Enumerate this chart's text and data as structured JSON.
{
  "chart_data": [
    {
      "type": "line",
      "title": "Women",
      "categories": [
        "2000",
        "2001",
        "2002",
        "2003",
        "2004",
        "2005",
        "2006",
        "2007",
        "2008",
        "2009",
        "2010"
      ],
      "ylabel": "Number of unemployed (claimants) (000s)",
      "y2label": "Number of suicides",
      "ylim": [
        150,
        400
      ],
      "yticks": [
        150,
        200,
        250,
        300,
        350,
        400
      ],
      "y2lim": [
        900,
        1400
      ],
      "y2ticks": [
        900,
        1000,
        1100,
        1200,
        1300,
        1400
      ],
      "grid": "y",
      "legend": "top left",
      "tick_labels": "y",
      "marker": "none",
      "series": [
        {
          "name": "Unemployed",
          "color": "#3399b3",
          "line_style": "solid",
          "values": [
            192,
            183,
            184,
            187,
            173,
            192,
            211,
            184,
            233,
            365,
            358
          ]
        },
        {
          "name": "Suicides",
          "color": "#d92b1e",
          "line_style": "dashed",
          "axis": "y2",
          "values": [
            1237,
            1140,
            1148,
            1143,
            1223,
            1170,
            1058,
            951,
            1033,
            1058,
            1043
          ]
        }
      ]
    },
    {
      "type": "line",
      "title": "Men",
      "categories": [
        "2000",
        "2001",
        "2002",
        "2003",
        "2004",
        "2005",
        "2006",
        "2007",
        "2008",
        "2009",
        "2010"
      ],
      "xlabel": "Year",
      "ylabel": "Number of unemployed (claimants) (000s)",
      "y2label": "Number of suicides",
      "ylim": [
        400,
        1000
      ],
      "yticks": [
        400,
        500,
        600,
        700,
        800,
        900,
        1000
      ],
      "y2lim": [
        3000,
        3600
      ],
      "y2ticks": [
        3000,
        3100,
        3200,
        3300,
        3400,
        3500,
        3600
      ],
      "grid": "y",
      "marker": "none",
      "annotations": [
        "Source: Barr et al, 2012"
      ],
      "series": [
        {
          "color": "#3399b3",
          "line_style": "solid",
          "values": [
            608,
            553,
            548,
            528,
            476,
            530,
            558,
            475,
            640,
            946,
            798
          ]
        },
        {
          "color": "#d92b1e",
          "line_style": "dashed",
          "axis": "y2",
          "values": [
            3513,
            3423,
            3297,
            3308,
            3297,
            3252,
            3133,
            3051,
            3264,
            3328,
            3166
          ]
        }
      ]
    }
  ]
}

┄┄┄┄┄┄┄┄┄┄

» Problem statement
Print every line of the records exactly. Omit nothing.

» Correct output
Enumerate this chart's text and data as structured JSON.
{
  "chart_data": [
    {
      "type": "line",
      "title": "Women",
      "categories": [
        "2000",
        "2001",
        "2002",
        "2003",
        "2004",
        "2005",
        "2006",
        "2007",
        "2008",
        "2009",
        "2010"
      ],
      "ylabel": "Number of unemployed (claimants) (000s)",
      "y2label": "Number of suicides",
      "ylim": [
        150,
        400
      ],
      "yticks": [
        150,
        200,
        250,
        300,
        350,
        400
      ],
      "y2lim": [
        900,
        1400
      ],
      "y2ticks": [
        900,
        1000,
        1100,
        1200,
        1300,
        1400
      ],
      "grid": "y",
      "legend": "top left",
      "tick_labels": "y",
      "marker": "none",
      "series": [
        {
          "name": "Unemployed",
          "color": "#3399b3",
          "line_style": "solid",
          "values": [
            192,
            183,
            184,
            187,
            173,
            192,
            211,
            184,
            233,
            365,
            358
          ]
        },
        {
          "name": "Suicides",
          "color": "#d92b1e",
          "line_style": "dashed",
          "axis": "y2",
          "values": [
            1237,
            1140,
            1148,
            1143,
            1223,
            1170,
            1058,
            951,
            1033,
            1058,
            1043
          ]
        }
      ]
    },
    {
      "type": "line",
      "title": "Men",
      "categories": [
        "2000",
        "2001",
        "2002",
        "2003",
        "2004",
        "2005",
        "2006",
        "2007",
        "2008",
        "2009",
        "2010"
      ],
      "xlabel": "Year",
      "ylabel": "Number of unemployed (claimants) (000s)",
      "y2label": "Number of suicides",
      "ylim": [
        400,
        1000
      ],
      "yticks": [
        400,
        500,
        600,
        700,
        800,
        900,
        1000
      ],
      "y2lim": [
        3000,
        3600
      ],
      "y2ticks": [
        3000,
        3100,
        3200,
        3300,
        3400,
        3500,
        3600
      ],
      "grid": "y",
      "marker": "none",
      "annotations": [
        "Source: Barr et al, 2012"
      ],
      "series": [
        {
          "color": "#3399b3",
          "line_style": "solid",
          "values": [
            608,
            553,
            548,
            528,
            476,
            530,
            558,
            475,
            640,
            946,
            798
          ]
        },
        {
          "color": "#d92b1e",
          "line_style": "dashed",
          "axis": "y2",
          "values": [
            3513,
            3423,
            3297,
            3308,
            3297,
            3252,
            3133,
            3051,
            3264,
            3328,
            3166
          ]
        }
      ]
    }
  ]
}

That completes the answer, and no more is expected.